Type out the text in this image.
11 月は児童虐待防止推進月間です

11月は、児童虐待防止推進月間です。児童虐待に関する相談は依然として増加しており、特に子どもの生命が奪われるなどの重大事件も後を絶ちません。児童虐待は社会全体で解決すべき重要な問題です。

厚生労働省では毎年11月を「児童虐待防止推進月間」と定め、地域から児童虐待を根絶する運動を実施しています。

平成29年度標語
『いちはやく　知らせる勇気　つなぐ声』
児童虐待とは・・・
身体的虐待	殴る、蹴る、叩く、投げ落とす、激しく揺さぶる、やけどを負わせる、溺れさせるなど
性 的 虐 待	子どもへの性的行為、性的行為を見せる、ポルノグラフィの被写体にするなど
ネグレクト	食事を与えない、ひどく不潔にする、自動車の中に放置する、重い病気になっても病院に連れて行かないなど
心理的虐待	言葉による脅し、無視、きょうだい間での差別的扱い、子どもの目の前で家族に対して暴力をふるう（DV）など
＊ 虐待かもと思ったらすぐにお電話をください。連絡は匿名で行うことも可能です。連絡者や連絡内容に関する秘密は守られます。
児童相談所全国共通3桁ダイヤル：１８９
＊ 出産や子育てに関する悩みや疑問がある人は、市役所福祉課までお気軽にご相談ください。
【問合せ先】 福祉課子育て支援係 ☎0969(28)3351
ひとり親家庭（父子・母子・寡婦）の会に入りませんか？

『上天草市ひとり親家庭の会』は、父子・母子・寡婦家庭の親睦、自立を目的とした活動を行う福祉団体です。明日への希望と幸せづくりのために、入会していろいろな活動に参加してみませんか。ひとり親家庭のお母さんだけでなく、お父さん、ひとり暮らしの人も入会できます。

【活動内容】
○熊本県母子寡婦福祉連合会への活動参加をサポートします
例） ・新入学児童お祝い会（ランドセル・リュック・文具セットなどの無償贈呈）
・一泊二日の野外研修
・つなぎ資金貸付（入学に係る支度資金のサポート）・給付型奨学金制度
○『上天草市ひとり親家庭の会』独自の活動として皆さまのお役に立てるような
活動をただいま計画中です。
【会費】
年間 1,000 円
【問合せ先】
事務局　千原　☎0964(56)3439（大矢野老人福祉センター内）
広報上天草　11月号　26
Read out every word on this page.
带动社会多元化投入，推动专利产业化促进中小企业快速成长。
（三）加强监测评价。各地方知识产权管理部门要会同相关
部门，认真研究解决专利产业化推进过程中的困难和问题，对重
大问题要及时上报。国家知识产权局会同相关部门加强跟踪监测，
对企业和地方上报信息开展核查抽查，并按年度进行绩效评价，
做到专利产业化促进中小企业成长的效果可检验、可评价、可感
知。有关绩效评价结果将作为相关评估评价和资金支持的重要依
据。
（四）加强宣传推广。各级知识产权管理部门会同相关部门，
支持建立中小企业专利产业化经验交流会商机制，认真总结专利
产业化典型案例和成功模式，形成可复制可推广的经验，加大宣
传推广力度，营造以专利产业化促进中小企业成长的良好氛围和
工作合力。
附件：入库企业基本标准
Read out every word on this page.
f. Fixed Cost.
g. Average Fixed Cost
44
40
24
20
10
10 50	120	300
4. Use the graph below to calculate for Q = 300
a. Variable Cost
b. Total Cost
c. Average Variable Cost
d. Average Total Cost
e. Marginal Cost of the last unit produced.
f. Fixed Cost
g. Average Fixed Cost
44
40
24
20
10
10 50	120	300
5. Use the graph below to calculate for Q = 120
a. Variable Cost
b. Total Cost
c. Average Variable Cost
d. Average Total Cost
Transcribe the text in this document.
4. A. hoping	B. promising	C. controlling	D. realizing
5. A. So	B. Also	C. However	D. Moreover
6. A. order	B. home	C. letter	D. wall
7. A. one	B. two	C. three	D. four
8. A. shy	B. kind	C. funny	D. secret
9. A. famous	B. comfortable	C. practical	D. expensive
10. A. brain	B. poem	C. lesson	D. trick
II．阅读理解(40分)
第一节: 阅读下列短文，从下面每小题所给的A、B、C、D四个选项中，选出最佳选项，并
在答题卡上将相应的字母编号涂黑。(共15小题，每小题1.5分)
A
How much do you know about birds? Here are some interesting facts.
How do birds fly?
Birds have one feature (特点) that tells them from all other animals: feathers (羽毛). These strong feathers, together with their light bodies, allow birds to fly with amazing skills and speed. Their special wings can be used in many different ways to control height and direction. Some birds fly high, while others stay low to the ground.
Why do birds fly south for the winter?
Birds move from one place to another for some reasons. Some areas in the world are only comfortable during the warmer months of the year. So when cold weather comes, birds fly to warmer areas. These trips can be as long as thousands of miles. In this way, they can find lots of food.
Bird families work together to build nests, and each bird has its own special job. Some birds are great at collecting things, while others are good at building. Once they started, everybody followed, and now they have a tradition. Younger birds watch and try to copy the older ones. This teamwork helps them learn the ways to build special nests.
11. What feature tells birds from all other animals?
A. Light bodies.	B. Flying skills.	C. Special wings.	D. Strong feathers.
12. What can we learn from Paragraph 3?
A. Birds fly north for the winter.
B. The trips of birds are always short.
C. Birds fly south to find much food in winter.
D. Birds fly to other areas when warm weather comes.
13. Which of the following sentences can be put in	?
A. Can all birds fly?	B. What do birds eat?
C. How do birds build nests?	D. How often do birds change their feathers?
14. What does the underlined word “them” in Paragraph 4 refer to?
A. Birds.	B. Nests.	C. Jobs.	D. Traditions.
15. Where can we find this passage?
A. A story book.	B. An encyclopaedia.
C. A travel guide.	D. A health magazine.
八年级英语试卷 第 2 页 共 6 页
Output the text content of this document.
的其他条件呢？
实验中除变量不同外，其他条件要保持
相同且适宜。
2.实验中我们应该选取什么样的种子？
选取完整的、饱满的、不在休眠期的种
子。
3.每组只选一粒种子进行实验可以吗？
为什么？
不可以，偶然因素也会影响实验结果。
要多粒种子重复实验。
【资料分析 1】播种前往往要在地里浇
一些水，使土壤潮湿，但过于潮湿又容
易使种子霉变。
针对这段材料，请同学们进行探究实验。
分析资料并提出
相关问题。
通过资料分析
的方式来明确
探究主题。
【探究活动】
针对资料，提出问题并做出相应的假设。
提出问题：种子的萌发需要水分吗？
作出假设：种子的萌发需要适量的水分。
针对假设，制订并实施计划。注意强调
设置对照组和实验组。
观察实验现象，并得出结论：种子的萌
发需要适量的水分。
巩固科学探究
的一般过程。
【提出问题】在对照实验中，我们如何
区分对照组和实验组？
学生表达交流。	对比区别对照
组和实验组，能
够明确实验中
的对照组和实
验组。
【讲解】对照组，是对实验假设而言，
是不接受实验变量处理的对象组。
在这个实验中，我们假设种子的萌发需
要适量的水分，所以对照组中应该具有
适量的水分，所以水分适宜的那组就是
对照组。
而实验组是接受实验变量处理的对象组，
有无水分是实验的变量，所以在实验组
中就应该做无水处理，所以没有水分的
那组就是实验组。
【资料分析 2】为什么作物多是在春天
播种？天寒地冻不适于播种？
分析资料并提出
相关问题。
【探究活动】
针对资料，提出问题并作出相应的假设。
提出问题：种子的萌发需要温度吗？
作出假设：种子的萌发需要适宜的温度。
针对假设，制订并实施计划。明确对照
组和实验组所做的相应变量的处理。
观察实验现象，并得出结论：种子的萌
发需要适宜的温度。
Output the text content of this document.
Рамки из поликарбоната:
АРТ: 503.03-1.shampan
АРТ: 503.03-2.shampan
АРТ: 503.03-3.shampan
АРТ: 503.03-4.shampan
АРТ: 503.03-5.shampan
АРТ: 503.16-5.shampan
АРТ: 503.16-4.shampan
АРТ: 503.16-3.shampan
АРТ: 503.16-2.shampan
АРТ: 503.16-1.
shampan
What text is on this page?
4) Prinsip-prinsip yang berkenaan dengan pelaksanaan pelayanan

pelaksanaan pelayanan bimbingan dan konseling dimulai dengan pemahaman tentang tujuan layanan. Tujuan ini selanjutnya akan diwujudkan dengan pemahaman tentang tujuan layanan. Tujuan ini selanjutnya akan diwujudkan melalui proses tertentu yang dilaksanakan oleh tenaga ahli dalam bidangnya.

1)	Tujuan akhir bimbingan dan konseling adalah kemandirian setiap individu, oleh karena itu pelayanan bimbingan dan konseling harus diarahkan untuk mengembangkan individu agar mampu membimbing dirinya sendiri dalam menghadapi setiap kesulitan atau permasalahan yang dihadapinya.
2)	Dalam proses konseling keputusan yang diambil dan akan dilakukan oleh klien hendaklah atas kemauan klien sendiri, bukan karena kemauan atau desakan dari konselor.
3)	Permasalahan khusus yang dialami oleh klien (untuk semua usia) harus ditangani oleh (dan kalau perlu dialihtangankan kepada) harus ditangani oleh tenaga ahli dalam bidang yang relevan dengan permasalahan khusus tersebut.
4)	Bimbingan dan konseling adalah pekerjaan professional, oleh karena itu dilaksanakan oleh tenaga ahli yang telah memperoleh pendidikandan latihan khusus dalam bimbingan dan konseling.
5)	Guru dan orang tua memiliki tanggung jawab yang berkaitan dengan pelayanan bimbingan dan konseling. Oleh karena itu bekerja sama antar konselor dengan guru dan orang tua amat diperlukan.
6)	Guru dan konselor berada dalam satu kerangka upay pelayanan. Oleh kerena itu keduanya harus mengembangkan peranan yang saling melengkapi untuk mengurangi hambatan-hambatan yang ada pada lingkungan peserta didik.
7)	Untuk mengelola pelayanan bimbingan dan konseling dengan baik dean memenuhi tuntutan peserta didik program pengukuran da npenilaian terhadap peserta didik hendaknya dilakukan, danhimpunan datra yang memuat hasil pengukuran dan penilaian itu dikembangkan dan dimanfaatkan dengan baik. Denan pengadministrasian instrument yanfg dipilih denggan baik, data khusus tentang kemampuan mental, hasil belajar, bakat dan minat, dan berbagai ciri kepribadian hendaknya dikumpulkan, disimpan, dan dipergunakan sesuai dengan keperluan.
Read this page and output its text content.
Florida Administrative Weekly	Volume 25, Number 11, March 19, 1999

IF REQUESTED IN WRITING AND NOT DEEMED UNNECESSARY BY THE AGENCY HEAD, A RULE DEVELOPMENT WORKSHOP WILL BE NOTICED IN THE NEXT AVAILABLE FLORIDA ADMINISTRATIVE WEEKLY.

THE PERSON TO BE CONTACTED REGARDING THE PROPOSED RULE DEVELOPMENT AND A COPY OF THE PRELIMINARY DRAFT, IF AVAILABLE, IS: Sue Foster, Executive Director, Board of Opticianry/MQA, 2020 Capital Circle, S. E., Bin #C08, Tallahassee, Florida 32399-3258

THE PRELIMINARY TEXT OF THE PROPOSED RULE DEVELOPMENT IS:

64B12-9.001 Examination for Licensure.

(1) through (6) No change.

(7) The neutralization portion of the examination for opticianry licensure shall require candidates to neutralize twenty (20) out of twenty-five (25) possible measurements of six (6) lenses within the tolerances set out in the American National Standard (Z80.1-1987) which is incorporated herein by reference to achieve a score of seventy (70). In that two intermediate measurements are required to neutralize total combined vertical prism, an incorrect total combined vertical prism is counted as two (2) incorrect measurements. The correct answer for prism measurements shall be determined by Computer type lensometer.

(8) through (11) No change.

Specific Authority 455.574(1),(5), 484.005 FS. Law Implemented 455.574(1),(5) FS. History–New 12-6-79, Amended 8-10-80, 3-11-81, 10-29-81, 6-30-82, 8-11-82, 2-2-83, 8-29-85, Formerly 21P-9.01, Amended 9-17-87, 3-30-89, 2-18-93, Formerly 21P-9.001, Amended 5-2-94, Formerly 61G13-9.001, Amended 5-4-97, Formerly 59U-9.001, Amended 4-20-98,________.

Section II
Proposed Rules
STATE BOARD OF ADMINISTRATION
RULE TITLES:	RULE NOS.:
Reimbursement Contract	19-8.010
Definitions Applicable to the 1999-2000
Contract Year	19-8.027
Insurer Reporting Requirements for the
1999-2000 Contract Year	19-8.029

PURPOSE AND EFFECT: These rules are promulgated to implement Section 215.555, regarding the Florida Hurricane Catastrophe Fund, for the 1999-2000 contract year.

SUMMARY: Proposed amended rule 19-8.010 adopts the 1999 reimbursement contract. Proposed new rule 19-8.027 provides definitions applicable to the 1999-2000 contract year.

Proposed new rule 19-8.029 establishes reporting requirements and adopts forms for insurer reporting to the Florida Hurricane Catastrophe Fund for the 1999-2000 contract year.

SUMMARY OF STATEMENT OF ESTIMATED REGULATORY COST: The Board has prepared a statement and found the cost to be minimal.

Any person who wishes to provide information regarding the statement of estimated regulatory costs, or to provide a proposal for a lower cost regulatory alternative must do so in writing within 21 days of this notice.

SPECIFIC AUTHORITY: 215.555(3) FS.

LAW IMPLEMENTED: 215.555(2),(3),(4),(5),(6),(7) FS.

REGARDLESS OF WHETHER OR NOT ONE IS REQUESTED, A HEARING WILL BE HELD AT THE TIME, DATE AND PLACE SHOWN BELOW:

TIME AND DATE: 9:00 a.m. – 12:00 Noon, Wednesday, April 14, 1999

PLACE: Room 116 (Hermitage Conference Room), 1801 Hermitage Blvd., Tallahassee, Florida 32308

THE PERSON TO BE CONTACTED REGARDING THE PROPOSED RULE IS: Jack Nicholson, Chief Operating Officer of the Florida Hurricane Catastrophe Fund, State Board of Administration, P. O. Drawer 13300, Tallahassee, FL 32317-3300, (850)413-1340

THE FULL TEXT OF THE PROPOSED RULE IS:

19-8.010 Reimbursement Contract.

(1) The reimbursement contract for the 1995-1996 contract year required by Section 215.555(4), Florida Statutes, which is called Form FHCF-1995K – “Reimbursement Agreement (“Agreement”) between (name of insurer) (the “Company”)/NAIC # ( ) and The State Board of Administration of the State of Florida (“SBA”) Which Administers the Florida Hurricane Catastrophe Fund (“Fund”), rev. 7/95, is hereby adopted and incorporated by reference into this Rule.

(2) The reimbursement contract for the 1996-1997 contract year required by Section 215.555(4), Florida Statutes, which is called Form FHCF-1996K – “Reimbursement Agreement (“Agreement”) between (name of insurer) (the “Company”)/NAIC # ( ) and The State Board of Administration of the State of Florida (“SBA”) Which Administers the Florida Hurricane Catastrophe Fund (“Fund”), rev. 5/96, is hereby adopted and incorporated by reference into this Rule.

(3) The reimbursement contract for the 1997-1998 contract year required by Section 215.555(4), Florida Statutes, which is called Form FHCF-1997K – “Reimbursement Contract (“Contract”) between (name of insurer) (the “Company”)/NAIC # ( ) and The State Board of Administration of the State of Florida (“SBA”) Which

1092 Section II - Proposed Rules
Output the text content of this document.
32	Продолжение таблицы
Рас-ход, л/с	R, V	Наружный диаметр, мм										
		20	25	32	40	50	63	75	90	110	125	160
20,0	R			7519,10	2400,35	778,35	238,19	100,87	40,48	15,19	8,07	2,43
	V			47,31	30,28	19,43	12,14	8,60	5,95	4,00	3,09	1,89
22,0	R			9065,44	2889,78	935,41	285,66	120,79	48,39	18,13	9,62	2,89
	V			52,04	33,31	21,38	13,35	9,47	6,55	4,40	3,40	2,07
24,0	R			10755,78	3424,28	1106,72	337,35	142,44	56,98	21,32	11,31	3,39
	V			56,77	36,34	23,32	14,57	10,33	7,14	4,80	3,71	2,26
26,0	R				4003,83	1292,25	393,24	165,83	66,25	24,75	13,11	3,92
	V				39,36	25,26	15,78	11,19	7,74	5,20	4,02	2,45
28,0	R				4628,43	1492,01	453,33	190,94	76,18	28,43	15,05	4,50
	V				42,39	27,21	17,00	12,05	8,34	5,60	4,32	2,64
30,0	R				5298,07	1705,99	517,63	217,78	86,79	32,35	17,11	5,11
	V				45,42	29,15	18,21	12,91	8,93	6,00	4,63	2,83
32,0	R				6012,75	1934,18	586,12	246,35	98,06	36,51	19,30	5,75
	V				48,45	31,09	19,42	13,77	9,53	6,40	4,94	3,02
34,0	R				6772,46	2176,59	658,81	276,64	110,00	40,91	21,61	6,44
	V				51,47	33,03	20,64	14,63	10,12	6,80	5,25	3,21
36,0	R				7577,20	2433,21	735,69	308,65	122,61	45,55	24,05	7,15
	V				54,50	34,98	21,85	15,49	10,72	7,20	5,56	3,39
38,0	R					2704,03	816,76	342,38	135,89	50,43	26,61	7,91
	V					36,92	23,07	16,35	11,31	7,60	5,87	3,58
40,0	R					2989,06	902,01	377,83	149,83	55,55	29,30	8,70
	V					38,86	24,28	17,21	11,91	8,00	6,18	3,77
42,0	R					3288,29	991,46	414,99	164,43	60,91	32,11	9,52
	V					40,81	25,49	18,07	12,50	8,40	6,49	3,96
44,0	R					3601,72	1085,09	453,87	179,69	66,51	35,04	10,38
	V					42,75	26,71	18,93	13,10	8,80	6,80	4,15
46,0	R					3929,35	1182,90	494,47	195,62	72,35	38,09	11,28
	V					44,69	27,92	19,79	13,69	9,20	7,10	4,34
============================================================
Job
Find how many lines in the listing hold "dilaksanakan", and reply with that number only.

Exercise response
2